EXCERPTED TEXT:
Authors Mo DG, Wang L, Han QF, Yu K, Liu JH, Yao HC 

Received 27 July 2022

Accepted for publication 18 November 2022

Published 6 December 2022 Volume 2022:15 Pages 6595—6605

DOI https://doi.org/10.2147/JIR.S383903

Checked for plagiarism Yes

Review by Single anonymous peer review

Peer reviewer comments 3

Editor who approved publication: Professor Ning Quan



De-Gang Mo,1 Lin Wang,2 Qian-Feng Han,1 Kang Yu,3 Jia-Hui Liu,1 Heng-Chen Yao1

1Department of Cardiology, Liaocheng People’s Hospital Affiliated to Shandong First Medical University, Liaocheng, People’s Republic of China; 2Cardiologic Color Doppler Room, Liaocheng People’s Hospital Affiliated to Shandong First Medical University, Liaocheng, People’s Republic of China; 3Department of Laboratory Medicine, Liaocheng People’s Hospital Affiliated to Shandong First Medical University, Liaocheng, People’s Republic of China

Correspondence : Heng-Chen Yao
Department of Cardiology, Liaocheng People’s Hospital Affiliated to Shandong First Medical University, Liaocheng, 252000, People’s Republic of China
, Email [email protected]

Purpose: Acute coronary syndrome (ACS) has a high incidence and mortality rate worldwide, which has a considerable negative impact on the global economy. This study aimed to identify a group of ACS patients at a high risk of recurrent adverse cardiac events using the plasma NLRP3 inflammasome.
Patients and methods: ACS patients admitted to Liaocheng People’s Hospital between June 2021 and March 2022 were enrolled in this study. Patients were divided into low (levels < 3.84 ng/mL) and high (levels ≥ 3.84 ng/mL) groups based on the median NLRP3 inflammasome levels. The patients were divided into three groups according to the Thrombolysis in Myocardial Infarction Risk Score for Secondary Prevention (TRS-2P): low (scores ≤ 2 points), intermediate (scores = 3 points), and high (score ≥ 4 points) risk. We investigated the relationship between NLRP3 inflammasome and laboratory indicators. Additionally, we examined whether the NLRP3 inflammasome was an independent predictor of high TRS-2P and explored the applicability of the plasma NLRP3 inflammasome for predicting high TRS-2P.
Results: Logistic regression analysis revealed that NLRP3 inflammasome was an independent predictor of high TRS-2P (odds ratio [OR]:2.013; 95% confidence interval [CI]: 1.174– 3.452). The area under the receiver operating characteristic curve value of the NLRP3 inflammasome was 0.674 (95% CI: 0.611– 0.737; P < 0.001).
Conclusion: NLRP3 inflammasome levels are an independent predictive factor for high TRS-2P levels, which indicates that the NLRP3 inflammasome may help predict the prognosis of ACS patients.

RECORDS SHOWN:
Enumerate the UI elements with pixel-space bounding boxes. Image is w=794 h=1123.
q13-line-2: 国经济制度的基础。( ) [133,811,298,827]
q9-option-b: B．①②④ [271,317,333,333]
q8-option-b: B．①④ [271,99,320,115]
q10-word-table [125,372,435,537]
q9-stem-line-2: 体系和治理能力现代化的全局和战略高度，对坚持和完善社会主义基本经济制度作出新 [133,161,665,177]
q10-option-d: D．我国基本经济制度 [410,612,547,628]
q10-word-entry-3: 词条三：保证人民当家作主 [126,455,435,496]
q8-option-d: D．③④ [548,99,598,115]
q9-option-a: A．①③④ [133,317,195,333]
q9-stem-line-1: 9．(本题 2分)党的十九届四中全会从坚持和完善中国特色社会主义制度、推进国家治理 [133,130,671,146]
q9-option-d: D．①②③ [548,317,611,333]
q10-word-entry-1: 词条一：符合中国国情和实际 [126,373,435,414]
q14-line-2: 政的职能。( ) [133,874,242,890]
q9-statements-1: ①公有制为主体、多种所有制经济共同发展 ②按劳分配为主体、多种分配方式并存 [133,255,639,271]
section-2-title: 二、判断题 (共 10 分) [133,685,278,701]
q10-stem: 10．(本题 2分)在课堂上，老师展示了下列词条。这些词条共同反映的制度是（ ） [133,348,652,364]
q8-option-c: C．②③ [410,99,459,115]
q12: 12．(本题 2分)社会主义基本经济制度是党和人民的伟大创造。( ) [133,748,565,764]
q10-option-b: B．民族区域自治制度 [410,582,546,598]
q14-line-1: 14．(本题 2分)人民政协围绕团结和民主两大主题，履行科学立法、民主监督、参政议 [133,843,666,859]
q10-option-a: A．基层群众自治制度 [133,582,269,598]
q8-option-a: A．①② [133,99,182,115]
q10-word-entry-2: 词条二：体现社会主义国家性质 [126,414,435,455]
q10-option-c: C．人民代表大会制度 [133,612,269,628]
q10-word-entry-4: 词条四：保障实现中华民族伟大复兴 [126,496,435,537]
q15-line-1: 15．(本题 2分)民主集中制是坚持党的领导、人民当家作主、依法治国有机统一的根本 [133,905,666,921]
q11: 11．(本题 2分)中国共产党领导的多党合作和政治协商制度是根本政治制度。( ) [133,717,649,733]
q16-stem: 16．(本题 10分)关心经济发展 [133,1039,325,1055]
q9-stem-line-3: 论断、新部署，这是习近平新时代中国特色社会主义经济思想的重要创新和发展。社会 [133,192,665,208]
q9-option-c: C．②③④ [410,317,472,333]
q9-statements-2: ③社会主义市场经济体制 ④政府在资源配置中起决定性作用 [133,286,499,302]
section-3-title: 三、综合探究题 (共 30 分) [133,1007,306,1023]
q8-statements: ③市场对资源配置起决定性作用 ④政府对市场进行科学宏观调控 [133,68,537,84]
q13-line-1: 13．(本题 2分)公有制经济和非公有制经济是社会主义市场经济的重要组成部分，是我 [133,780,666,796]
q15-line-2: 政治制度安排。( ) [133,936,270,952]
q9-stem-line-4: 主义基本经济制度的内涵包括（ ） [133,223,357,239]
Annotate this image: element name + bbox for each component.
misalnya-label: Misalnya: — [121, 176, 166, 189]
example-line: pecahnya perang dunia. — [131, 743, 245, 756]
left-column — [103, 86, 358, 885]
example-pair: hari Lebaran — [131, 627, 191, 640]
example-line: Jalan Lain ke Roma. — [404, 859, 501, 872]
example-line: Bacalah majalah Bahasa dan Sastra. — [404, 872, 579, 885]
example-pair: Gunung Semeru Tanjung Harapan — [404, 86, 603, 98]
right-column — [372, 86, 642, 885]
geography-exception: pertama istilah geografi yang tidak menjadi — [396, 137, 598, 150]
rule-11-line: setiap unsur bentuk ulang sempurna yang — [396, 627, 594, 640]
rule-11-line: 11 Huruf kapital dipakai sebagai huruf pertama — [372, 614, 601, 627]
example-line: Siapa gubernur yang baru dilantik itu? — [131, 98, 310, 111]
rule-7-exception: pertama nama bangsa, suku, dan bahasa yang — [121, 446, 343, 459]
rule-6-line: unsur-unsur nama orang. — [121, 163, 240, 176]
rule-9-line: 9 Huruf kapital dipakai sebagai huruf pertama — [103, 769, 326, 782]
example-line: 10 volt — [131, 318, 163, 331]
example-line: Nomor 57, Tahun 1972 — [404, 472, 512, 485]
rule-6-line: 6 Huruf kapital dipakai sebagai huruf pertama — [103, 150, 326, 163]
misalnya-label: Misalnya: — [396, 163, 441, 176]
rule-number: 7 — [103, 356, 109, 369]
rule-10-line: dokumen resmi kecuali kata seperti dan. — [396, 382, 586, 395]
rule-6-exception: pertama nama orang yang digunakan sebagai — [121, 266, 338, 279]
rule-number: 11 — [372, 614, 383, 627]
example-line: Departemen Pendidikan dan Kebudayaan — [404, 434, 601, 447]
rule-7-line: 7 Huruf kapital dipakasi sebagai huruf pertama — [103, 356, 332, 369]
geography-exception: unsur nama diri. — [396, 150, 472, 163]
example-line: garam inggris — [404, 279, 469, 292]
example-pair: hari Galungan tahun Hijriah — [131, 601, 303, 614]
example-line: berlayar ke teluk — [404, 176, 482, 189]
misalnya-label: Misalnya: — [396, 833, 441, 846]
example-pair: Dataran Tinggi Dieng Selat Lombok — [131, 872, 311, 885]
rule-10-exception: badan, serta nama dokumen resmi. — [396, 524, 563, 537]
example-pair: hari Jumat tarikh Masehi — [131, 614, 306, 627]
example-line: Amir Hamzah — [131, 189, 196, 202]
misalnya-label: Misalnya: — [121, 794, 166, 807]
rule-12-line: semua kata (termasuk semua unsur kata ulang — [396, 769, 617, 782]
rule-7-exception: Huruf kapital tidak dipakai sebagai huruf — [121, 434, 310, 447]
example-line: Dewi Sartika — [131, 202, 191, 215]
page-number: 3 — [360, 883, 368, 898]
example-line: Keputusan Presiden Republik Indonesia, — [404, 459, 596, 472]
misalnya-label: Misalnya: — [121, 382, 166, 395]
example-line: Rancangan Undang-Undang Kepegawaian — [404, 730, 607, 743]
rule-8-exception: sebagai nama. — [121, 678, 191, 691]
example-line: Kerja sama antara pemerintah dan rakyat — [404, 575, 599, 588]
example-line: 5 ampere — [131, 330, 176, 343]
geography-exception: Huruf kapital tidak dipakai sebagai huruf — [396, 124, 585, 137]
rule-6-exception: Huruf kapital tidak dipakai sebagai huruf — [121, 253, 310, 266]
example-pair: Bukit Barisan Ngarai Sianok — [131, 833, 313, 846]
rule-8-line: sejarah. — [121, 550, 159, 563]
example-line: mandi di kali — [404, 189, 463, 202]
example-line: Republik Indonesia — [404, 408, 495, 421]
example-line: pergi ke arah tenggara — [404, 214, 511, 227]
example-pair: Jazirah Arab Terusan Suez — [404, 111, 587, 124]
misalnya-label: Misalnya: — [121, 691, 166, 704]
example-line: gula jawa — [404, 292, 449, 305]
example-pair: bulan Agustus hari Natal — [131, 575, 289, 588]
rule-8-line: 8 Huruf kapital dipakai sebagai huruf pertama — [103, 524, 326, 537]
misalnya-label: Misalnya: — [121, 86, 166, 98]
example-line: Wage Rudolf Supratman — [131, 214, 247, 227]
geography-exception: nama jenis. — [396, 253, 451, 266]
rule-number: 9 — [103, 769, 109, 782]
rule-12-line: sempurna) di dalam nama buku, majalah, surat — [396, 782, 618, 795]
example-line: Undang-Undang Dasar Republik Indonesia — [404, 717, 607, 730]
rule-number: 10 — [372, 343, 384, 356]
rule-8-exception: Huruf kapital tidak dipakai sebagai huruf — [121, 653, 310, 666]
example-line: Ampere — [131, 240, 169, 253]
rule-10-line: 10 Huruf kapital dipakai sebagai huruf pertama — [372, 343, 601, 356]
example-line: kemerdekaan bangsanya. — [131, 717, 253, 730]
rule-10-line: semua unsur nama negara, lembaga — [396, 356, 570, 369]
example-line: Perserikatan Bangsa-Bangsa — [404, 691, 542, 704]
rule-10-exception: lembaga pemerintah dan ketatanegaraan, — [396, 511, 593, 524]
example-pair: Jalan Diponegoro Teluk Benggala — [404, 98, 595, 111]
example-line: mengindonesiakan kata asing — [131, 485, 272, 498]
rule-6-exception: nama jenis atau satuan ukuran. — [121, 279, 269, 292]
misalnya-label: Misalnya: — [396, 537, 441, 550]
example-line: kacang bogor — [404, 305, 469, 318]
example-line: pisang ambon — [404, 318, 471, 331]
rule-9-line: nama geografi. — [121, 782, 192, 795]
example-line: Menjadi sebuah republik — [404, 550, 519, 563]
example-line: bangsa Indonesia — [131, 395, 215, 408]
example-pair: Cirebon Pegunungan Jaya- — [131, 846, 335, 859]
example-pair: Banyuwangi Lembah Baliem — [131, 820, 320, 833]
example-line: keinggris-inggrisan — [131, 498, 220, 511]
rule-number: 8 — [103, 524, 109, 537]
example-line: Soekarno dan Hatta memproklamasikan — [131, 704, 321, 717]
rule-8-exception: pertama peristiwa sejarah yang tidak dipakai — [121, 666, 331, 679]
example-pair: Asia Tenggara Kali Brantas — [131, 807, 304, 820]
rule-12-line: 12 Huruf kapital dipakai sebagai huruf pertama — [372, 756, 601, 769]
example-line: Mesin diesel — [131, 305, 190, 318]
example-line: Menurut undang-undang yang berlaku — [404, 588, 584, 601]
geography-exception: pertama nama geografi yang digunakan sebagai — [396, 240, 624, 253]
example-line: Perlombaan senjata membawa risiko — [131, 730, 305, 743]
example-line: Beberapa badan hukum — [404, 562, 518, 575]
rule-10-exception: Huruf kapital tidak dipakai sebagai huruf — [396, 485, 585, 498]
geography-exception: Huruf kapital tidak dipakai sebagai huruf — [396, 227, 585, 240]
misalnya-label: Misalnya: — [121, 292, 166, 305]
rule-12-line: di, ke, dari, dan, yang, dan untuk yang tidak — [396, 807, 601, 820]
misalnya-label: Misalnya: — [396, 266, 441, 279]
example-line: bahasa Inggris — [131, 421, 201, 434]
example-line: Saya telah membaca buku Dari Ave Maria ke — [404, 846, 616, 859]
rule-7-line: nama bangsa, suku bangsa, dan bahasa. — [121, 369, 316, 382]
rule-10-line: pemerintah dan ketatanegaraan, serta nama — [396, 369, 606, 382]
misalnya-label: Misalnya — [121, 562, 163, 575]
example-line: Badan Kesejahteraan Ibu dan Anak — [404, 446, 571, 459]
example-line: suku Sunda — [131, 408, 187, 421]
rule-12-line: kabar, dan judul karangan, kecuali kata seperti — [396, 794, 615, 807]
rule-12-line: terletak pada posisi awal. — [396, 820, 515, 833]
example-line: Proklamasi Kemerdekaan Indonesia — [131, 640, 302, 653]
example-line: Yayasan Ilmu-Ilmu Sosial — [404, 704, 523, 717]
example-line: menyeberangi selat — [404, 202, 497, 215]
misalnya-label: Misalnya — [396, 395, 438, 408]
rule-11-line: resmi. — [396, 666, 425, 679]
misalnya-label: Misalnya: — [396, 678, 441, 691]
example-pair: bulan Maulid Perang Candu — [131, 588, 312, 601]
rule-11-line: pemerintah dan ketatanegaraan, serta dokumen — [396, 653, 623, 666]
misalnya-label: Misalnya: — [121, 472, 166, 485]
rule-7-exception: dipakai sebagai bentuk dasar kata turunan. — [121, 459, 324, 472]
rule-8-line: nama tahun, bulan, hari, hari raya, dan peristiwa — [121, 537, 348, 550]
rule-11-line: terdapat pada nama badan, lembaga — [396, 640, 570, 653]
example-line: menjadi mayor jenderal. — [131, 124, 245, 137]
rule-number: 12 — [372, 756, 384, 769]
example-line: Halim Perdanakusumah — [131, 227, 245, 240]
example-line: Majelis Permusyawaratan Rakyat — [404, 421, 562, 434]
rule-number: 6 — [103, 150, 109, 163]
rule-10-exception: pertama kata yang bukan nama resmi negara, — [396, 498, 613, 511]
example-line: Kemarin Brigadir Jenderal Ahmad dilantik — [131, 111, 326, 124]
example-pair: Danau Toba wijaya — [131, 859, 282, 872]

PROBLEMS AND TASKS:
1. Do these statements agree with the NLRP3 inflammasome abstract? For each, answer yes or no and quote the words of the abstract that decide it. (a) Patients admitted between June 2021 and March 2023 were enrolled. (b) The high NLRP3 inflammasome group had levels of 3.84 ng/mL or more. (c) The intermediate TRS-2P risk group had scores of 4 points.
2. Rewrite the part of the NLRP3 inflammasome abstract that opens with the words "Results: Logistic regression" and closes with "of ACS patients.", replacing "high TRS-2P" with "elevated TRS-2P" at each occurrence.
The records are separate material and are not connected to the abstract.

SOLUTIONS BY TASK:
1.
(a) No: "between June 2021 and March 2022"
(b) Yes: "high (levels ≥ 3.84 ng/mL)"
(c) No: "intermediate (scores = 3 points)"

2.
Results: Logistic regression analysis revealed that NLRP3 inflammasome was an independent predictor of elevated TRS-2P (odds ratio [OR]:2.013; 95% confidence interval [CI]: 1.174– 3.452). The area under the receiver operating characteristic curve value of the NLRP3 inflammasome was 0.674 (95% CI: 0.611– 0.737; P < 0.001).
Conclusion: NLRP3 inflammasome levels are an independent predictive factor for elevated TRS-2P levels, which indicates that the NLRP3 inflammasome may help predict the prognosis of ACS patients.